## START
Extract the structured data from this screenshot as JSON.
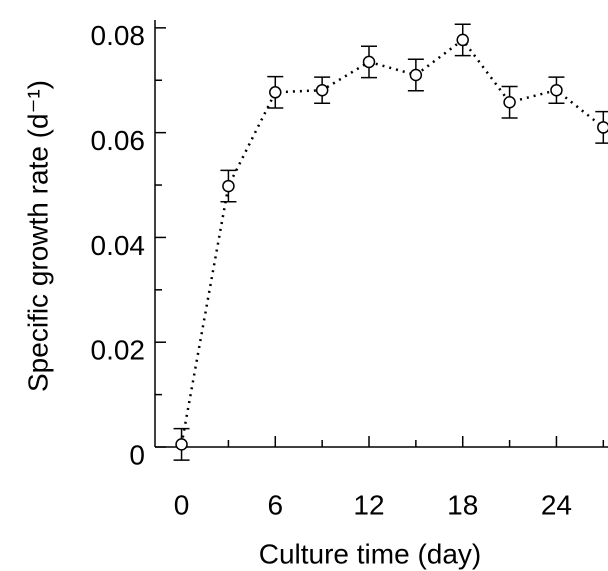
{
  "chart_data": {
    "type": "line",
    "x_label": "Culture time (day)",
    "y_label": "Specific growth rate (d⁻¹)",
    "x": [
      0,
      3,
      6,
      9,
      12,
      15,
      18,
      21,
      24,
      27
    ],
    "series": [
      {
        "color": "#000000",
        "values": [
          0.0005,
          0.0498,
          0.0677,
          0.0681,
          0.0735,
          0.071,
          0.0777,
          0.0658,
          0.0681,
          0.061
        ],
        "errors": [
          0.003,
          0.003,
          0.003,
          0.0025,
          0.003,
          0.003,
          0.003,
          0.003,
          0.0025,
          0.003
        ]
      }
    ],
    "xlim": [
      -1.7,
      27.3
    ],
    "ylim": [
      0,
      0.0815
    ],
    "xticks": [
      0,
      6,
      12,
      18,
      24
    ],
    "xminorticks": [
      3,
      9,
      15,
      21,
      27
    ],
    "yticks": [
      0,
      0.02,
      0.04,
      0.06,
      0.08
    ],
    "yminorticks": [
      0.01,
      0.03,
      0.05,
      0.07
    ]
  }
}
## END
▶ _REQUEST_:
Quote the material exactly. Pictures stay out.

▶ _SOLUTION TO THE EXERCISE_:
Extract the structured data from this screenshot as JSON.
{
  "chart_data": {
    "type": "line",
    "x_label": "Culture time (day)",
    "y_label": "Specific growth rate (d⁻¹)",
    "x": [
      0,
      3,
      6,
      9,
      12,
      15,
      18,
      21,
      24,
      27
    ],
    "series": [
      {
        "color": "#000000",
        "values": [
          0.0005,
          0.0498,
          0.0677,
          0.0681,
          0.0735,
          0.071,
          0.0777,
          0.0658,
          0.0681,
          0.061
        ],
        "errors": [
          0.003,
          0.003,
          0.003,
          0.0025,
          0.003,
          0.003,
          0.003,
          0.003,
          0.0025,
          0.003
        ]
      }
    ],
    "xlim": [
      -1.7,
      27.3
    ],
    "ylim": [
      0,
      0.0815
    ],
    "xticks": [
      0,
      6,
      12,
      18,
      24
    ],
    "xminorticks": [
      3,
      9,
      15,
      21,
      27
    ],
    "yticks": [
      0,
      0.02,
      0.04,
      0.06,
      0.08
    ],
    "yminorticks": [
      0.01,
      0.03,
      0.05,
      0.07
    ]
  }
}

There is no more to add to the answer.